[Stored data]
☆ ☆ ☆ ☆
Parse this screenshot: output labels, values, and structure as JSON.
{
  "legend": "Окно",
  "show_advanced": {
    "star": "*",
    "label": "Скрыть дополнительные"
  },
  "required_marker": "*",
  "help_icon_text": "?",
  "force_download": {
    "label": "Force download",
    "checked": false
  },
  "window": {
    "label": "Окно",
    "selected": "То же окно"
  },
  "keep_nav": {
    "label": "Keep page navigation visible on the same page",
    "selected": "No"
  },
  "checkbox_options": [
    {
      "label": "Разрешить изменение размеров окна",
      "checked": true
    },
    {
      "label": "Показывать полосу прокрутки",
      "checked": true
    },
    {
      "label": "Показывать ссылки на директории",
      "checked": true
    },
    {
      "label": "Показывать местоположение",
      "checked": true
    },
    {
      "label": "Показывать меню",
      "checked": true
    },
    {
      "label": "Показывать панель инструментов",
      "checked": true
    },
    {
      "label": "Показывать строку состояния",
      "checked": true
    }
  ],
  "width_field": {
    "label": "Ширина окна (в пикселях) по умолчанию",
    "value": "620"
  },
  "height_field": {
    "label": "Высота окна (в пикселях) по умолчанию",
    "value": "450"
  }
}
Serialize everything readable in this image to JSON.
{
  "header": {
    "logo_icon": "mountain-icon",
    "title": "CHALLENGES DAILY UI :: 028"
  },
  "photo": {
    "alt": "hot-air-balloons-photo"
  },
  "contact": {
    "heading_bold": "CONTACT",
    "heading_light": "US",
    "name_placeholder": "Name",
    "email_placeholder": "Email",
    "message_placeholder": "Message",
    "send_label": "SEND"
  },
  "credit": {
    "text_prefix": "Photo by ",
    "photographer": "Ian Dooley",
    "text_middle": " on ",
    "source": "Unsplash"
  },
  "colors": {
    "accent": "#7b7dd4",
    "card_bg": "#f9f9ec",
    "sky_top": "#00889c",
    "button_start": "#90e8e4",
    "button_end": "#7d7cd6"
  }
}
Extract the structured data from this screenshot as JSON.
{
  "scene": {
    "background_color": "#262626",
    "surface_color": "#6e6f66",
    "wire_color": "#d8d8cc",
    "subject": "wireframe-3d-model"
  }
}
☆ ☆ ☆ ☆
SHORT EXERCISE
Go through the material line by line. Show each line that contains the string "окна".

COMPLETED TASK
      "label": "Разрешить изменение размеров окна",
    "label": "Ширина окна (в пикселях) по умолчанию",
    "label": "Высота окна (в пикселях) по умолчанию",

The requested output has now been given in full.